▸ **Given request**:
Copy all lines that contain the word "name".

▸ **Entries provided**:
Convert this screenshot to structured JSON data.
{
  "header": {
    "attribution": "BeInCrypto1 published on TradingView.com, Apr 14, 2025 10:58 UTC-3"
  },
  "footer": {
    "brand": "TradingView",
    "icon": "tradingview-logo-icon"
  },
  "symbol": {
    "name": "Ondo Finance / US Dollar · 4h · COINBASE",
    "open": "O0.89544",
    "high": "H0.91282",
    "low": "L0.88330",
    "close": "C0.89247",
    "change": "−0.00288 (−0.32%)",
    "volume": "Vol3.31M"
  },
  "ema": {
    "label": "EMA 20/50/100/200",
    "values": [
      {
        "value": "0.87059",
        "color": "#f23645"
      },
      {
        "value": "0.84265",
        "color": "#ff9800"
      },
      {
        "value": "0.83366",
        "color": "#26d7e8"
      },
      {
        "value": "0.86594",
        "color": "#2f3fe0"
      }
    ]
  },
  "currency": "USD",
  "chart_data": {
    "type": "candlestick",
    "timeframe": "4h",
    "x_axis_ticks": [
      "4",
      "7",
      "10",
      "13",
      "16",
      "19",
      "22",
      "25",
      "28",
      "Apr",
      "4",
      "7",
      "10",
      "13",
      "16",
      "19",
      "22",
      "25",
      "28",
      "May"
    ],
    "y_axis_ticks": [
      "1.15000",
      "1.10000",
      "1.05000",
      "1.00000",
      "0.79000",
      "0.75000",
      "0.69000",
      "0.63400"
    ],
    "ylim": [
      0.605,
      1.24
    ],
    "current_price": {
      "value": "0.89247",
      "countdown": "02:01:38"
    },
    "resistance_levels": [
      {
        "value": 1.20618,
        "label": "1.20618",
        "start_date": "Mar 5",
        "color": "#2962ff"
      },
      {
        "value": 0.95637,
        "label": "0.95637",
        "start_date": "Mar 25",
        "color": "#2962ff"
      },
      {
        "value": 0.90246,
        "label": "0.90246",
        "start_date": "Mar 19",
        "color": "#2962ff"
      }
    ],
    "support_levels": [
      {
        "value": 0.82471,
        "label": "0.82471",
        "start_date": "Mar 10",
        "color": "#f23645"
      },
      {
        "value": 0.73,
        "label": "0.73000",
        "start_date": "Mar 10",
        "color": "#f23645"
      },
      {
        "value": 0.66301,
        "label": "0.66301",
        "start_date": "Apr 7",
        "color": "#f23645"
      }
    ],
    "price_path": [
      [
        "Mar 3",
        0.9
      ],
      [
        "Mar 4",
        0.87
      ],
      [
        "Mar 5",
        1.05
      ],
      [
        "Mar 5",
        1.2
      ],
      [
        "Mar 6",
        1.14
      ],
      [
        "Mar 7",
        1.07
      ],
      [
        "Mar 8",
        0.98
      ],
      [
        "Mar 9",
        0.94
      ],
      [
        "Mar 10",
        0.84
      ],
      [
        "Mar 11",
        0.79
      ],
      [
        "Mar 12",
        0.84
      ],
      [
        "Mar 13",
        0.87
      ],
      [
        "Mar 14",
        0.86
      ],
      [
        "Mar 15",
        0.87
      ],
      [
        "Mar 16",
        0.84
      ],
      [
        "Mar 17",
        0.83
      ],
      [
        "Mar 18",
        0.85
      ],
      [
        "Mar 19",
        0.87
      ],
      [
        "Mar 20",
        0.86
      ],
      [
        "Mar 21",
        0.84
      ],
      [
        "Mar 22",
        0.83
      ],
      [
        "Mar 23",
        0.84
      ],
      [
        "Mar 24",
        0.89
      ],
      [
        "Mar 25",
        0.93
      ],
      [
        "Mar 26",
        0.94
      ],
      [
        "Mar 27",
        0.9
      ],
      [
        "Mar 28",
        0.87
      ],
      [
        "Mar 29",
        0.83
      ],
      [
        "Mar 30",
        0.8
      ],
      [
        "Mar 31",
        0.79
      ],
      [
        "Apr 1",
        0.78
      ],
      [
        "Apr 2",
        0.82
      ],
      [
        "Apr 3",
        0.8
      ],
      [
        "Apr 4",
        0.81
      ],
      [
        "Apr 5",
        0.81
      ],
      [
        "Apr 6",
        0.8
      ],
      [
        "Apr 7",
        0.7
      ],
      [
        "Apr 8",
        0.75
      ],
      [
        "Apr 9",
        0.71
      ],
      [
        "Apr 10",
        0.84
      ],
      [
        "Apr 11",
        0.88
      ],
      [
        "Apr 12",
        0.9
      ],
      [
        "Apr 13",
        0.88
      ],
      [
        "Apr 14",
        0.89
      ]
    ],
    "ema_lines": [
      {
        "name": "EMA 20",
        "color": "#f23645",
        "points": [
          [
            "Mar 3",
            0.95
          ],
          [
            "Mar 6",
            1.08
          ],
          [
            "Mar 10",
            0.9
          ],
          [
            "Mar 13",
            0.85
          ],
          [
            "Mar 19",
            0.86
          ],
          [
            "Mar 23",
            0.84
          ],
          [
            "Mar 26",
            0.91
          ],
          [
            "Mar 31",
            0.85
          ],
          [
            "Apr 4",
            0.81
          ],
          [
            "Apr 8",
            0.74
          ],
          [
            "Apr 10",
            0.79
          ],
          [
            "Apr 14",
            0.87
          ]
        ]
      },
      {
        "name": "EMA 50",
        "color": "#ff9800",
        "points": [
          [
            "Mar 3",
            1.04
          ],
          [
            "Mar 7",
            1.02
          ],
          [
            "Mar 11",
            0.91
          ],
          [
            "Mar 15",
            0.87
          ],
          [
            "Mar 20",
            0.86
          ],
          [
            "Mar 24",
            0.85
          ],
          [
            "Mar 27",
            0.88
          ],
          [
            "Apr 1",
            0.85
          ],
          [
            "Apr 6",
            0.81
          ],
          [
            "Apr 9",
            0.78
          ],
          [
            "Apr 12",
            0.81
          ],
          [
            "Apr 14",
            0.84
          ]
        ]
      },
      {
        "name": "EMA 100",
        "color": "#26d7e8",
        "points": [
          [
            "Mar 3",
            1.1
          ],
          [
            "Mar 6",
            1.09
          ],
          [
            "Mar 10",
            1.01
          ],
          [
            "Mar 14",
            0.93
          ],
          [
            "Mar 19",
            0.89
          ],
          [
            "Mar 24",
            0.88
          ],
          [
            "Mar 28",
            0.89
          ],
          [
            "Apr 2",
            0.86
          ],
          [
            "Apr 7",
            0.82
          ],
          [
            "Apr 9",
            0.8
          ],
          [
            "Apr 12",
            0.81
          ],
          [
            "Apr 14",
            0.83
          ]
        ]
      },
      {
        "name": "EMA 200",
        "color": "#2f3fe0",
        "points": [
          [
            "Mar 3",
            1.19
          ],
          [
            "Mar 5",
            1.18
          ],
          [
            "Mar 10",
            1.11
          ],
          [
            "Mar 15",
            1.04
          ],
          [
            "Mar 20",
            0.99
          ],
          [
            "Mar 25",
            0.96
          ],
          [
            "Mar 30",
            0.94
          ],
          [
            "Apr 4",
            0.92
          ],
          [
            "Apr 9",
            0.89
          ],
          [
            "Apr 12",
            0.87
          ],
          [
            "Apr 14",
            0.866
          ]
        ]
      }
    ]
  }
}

▸ **Task response**:
    "name": "Ondo Finance / US Dollar · 4h · COINBASE",
        "name": "EMA 20",
        "name": "EMA 50",
        "name": "EMA 100",
        "name": "EMA 200",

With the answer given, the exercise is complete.